> [Exercise details]
Can you echo the data verbatim, from its first line through the line that contains "rmse-n1000-cell: 0.171 xyxy=(412,255,483,287)", including that line?

> [Record set]
** begin **
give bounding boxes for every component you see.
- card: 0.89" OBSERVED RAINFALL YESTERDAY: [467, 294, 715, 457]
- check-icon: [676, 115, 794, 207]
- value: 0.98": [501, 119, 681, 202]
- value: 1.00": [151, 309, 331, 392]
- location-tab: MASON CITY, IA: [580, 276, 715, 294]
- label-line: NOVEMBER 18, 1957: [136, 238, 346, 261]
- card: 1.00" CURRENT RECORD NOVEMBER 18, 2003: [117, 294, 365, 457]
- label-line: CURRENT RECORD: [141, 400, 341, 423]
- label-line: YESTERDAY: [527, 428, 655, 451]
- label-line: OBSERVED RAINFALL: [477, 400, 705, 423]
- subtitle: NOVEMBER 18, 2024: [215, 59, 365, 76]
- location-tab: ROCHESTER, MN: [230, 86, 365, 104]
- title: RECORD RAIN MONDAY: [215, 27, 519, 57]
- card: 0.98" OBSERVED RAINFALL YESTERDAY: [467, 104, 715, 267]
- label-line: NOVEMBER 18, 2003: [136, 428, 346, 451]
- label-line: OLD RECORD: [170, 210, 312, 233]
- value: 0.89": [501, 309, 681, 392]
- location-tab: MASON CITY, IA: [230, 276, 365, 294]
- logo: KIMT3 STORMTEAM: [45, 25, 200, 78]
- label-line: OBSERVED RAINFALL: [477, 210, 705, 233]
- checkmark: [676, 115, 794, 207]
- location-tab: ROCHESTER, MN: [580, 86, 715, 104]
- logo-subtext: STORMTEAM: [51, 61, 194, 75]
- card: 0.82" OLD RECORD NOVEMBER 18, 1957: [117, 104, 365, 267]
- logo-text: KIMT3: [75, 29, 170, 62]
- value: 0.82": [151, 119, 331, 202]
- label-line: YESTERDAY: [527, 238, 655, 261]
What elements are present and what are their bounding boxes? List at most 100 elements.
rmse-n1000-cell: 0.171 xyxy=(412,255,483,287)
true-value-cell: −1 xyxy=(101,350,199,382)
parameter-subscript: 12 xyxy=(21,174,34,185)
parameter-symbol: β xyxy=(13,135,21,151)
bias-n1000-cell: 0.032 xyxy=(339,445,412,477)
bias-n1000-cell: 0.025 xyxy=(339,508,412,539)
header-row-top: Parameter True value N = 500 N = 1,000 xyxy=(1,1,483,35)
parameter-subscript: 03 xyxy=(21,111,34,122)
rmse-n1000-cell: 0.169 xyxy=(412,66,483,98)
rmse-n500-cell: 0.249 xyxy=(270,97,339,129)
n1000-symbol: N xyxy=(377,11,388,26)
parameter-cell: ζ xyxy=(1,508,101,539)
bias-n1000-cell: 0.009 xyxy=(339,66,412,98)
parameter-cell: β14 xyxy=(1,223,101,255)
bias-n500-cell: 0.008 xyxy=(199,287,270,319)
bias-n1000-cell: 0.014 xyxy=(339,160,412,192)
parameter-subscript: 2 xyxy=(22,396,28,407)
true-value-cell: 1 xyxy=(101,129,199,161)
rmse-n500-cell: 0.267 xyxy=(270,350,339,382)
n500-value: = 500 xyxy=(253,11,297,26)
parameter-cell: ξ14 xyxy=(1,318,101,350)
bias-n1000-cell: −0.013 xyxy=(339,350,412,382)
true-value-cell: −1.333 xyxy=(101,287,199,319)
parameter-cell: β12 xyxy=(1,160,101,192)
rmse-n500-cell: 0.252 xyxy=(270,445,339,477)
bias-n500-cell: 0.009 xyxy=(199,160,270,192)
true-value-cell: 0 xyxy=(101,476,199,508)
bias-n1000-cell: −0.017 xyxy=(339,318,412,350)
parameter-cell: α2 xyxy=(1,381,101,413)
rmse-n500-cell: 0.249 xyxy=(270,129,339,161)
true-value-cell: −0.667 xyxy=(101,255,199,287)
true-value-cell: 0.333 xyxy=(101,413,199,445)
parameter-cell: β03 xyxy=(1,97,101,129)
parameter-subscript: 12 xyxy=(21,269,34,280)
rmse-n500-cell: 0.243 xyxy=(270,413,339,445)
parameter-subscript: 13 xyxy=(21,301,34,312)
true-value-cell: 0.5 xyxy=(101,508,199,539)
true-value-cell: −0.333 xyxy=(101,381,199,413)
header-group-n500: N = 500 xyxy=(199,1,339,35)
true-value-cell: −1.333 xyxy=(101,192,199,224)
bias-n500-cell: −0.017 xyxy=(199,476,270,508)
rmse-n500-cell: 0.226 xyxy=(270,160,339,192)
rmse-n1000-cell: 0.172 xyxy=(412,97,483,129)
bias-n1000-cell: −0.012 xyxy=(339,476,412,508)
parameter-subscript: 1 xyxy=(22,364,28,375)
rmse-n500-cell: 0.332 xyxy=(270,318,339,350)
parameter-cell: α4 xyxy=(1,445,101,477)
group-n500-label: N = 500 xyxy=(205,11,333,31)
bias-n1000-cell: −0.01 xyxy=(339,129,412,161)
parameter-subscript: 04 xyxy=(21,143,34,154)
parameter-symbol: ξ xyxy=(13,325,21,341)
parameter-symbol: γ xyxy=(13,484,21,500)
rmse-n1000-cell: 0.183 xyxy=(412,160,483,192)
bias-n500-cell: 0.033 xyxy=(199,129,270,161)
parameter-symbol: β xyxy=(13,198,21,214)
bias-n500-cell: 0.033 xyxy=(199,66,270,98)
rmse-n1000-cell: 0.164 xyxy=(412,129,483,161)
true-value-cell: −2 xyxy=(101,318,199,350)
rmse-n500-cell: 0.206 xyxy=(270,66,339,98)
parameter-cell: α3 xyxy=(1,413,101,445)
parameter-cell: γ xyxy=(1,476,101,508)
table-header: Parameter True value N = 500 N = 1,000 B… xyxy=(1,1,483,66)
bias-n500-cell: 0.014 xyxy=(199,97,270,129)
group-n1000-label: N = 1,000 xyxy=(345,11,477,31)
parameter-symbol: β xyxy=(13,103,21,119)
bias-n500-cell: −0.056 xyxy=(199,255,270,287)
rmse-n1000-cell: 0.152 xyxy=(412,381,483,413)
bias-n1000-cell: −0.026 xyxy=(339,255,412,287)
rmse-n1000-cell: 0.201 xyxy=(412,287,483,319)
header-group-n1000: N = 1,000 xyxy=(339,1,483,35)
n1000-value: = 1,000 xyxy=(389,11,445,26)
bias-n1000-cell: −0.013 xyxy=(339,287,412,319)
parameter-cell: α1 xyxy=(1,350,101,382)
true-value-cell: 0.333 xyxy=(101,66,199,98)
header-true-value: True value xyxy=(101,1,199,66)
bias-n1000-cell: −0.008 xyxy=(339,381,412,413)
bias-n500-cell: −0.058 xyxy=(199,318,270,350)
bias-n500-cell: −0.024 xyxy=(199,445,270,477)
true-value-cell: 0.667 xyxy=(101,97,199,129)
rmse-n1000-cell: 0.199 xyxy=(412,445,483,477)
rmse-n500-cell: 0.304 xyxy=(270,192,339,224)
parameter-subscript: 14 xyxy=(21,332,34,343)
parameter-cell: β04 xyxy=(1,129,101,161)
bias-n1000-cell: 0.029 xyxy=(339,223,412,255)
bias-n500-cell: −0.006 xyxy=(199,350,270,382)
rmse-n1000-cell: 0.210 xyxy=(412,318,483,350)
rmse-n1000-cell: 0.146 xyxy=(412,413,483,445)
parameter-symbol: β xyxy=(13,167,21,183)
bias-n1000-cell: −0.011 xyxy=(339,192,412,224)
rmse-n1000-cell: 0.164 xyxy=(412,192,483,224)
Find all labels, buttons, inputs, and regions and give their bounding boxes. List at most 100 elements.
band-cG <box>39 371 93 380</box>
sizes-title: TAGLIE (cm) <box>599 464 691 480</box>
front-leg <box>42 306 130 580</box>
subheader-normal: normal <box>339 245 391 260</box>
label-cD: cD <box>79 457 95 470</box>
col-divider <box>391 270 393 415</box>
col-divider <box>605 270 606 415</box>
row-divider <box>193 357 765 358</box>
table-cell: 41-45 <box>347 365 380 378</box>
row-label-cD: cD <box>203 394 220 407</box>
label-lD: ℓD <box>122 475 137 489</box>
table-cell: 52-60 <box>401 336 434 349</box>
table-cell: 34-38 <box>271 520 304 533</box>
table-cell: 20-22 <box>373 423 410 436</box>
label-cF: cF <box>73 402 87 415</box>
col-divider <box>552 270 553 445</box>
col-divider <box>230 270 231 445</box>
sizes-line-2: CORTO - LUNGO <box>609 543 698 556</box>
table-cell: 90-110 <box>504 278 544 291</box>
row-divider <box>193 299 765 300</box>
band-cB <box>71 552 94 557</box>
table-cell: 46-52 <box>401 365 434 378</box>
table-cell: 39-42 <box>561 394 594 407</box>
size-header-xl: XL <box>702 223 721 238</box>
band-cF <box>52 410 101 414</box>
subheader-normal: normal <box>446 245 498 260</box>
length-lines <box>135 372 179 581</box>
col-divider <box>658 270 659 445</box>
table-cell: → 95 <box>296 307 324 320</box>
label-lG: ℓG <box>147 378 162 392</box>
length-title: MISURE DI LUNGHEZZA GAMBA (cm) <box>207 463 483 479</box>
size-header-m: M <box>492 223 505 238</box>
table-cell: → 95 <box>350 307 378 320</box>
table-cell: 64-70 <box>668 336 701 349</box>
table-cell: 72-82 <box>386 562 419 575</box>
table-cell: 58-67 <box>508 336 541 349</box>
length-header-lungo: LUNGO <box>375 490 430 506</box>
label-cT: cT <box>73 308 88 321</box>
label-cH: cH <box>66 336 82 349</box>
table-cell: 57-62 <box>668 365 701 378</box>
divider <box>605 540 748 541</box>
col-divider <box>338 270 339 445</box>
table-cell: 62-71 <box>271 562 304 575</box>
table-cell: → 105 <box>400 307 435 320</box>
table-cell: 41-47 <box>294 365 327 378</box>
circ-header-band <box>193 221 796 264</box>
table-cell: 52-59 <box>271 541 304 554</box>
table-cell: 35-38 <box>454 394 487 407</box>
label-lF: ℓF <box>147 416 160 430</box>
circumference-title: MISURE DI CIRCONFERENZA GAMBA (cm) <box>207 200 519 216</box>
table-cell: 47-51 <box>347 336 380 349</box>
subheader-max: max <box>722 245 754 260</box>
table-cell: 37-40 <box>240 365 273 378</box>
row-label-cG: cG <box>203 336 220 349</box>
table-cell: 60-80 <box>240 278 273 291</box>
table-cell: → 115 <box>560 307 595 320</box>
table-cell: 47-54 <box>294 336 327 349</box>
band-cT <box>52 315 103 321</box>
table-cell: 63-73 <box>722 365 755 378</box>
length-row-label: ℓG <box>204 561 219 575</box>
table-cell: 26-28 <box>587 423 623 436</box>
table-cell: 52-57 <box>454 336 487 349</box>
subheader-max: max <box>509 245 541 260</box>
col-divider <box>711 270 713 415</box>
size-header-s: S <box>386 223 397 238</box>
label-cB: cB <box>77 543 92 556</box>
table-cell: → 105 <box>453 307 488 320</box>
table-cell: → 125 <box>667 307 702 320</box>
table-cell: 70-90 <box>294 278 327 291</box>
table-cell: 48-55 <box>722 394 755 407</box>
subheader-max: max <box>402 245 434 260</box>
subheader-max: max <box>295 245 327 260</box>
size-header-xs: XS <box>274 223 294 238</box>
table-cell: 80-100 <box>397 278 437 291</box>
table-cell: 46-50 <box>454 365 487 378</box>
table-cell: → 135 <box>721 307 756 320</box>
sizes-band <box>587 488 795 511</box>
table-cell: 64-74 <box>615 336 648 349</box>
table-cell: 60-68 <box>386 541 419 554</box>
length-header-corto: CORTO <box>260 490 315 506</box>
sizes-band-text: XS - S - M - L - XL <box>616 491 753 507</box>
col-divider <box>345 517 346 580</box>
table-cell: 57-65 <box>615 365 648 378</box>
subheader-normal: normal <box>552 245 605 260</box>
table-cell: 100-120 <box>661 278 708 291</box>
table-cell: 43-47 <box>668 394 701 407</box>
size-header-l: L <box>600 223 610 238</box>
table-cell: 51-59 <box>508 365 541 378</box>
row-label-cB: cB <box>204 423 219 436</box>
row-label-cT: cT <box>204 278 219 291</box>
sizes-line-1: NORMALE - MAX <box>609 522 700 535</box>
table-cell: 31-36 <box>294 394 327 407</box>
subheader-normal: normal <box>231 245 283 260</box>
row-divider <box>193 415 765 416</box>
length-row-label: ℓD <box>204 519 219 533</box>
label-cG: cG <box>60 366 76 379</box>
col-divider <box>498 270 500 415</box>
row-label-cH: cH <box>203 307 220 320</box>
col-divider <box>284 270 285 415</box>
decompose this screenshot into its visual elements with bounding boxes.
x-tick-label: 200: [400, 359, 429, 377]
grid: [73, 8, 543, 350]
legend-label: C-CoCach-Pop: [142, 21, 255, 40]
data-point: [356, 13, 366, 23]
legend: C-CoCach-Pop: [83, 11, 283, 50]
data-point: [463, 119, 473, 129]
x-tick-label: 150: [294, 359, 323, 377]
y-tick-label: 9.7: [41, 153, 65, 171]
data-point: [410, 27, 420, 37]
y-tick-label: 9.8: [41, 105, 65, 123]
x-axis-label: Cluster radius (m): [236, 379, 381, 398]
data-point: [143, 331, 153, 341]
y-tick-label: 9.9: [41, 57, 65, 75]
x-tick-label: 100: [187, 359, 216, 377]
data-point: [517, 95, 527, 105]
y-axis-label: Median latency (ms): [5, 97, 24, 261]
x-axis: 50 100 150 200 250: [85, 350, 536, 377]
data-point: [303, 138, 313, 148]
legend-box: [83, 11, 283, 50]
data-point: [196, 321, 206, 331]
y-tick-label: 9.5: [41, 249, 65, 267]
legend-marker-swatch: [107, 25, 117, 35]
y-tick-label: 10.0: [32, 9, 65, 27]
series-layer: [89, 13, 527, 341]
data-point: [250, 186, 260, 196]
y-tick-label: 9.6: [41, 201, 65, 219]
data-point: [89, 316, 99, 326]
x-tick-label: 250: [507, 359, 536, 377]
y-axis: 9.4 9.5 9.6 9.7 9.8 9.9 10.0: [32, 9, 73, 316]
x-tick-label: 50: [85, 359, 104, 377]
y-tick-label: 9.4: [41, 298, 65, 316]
** end **
> [Correct output]
give bounding boxes for every component you see.
- card: 0.89" OBSERVED RAINFALL YESTERDAY: [467, 294, 715, 457]
- check-icon: [676, 115, 794, 207]
- value: 0.98": [501, 119, 681, 202]
- value: 1.00": [151, 309, 331, 392]
- location-tab: MASON CITY, IA: [580, 276, 715, 294]
- label-line: NOVEMBER 18, 1957: [136, 238, 346, 261]
- card: 1.00" CURRENT RECORD NOVEMBER 18, 2003: [117, 294, 365, 457]
- label-line: CURRENT RECORD: [141, 400, 341, 423]
- label-line: YESTERDAY: [527, 428, 655, 451]
- label-line: OBSERVED RAINFALL: [477, 400, 705, 423]
- subtitle: NOVEMBER 18, 2024: [215, 59, 365, 76]
- location-tab: ROCHESTER, MN: [230, 86, 365, 104]
- title: RECORD RAIN MONDAY: [215, 27, 519, 57]
- card: 0.98" OBSERVED RAINFALL YESTERDAY: [467, 104, 715, 267]
- label-line: NOVEMBER 18, 2003: [136, 428, 346, 451]
- label-line: OLD RECORD: [170, 210, 312, 233]
- value: 0.89": [501, 309, 681, 392]
- location-tab: MASON CITY, IA: [230, 276, 365, 294]
- logo: KIMT3 STORMTEAM: [45, 25, 200, 78]
- label-line: OBSERVED RAINFALL: [477, 210, 705, 233]
- checkmark: [676, 115, 794, 207]
- location-tab: ROCHESTER, MN: [580, 86, 715, 104]
- logo-subtext: STORMTEAM: [51, 61, 194, 75]
- card: 0.82" OLD RECORD NOVEMBER 18, 1957: [117, 104, 365, 267]
- logo-text: KIMT3: [75, 29, 170, 62]
- value: 0.82": [151, 119, 331, 202]
- label-line: YESTERDAY: [527, 238, 655, 261]
What elements are present and what are their bounding boxes? List at most 100 elements.
rmse-n1000-cell: 0.171 xyxy=(412,255,483,287)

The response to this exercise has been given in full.